### DATASET RECORDS
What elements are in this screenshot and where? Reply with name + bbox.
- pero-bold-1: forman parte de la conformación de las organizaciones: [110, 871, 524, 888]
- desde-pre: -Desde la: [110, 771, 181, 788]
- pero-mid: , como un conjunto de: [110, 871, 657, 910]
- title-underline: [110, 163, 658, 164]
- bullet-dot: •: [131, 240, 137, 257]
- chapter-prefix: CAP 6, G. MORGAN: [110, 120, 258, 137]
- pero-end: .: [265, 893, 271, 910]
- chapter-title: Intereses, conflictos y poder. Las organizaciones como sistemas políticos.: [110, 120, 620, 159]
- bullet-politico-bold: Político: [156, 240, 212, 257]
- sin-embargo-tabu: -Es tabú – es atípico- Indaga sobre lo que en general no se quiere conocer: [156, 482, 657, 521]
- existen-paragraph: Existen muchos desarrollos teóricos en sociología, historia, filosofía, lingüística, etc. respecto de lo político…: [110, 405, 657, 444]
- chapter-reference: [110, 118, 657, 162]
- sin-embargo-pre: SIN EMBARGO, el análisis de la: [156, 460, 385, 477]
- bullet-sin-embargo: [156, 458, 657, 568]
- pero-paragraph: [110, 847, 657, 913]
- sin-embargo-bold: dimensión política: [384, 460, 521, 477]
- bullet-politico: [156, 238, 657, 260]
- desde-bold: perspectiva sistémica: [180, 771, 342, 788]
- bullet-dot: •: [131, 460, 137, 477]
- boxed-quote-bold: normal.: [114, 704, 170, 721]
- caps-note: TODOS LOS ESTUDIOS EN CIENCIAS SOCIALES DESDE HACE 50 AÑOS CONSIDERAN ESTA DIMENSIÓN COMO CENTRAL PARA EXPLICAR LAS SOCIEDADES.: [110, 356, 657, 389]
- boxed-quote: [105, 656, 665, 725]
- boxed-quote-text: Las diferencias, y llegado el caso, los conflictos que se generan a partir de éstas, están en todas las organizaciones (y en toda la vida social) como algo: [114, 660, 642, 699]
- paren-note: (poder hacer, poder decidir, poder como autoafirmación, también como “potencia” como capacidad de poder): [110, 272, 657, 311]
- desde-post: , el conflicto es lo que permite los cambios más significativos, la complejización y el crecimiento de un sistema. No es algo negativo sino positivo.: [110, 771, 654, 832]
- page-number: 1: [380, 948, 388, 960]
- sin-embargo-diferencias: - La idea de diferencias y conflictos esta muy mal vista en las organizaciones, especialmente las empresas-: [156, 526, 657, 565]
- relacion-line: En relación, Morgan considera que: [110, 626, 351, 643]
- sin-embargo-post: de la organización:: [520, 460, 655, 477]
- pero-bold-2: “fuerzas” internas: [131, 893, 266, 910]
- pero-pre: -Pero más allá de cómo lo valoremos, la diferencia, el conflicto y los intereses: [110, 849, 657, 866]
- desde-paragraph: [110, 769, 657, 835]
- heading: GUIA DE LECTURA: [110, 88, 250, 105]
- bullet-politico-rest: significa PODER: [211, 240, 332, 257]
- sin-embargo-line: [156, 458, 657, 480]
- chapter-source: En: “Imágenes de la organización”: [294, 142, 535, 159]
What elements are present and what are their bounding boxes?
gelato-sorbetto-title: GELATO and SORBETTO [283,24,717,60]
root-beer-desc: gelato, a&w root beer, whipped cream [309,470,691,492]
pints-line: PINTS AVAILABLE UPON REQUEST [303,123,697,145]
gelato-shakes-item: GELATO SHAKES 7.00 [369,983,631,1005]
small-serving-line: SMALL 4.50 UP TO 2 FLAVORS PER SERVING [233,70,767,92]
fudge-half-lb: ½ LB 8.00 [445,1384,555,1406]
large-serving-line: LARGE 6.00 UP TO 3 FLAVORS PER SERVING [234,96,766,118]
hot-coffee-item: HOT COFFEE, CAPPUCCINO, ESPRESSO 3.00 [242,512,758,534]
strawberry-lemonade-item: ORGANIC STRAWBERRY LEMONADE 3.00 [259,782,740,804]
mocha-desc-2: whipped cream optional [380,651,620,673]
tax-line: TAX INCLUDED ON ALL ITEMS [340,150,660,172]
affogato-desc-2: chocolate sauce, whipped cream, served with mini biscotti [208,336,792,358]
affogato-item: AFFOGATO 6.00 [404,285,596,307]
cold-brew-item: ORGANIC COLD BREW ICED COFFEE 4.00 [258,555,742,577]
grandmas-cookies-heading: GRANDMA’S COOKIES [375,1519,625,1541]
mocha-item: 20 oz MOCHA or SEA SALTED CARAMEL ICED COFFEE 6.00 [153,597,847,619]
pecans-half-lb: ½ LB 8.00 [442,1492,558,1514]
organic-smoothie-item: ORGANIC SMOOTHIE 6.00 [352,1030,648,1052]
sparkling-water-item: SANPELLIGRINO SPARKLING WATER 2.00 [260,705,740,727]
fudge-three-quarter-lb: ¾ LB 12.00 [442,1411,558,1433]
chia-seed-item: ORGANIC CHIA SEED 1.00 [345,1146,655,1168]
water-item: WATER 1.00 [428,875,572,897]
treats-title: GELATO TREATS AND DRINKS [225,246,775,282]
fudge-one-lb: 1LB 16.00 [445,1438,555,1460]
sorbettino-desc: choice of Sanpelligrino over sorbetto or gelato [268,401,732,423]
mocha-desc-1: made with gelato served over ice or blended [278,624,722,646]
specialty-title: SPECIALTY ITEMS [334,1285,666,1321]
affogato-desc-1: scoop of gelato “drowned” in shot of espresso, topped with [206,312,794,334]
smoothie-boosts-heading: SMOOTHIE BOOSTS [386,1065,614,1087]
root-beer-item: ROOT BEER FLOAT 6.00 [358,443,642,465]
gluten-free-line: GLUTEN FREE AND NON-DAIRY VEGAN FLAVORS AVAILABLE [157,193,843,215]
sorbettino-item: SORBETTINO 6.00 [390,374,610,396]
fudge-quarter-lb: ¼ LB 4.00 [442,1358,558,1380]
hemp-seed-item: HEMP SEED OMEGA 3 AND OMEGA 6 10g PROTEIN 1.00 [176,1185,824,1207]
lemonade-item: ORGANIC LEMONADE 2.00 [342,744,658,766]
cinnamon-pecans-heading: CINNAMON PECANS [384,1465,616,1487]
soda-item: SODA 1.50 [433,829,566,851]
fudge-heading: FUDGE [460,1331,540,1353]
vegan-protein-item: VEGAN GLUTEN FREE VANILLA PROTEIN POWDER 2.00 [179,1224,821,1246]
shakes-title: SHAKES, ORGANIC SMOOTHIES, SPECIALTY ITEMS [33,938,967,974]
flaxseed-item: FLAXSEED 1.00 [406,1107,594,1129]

### WHAT THE TASK ASKS
Check every line of the material for the string "bold" and give the number of lines that have it, without anything else.

### EXPECTED ANSWER
6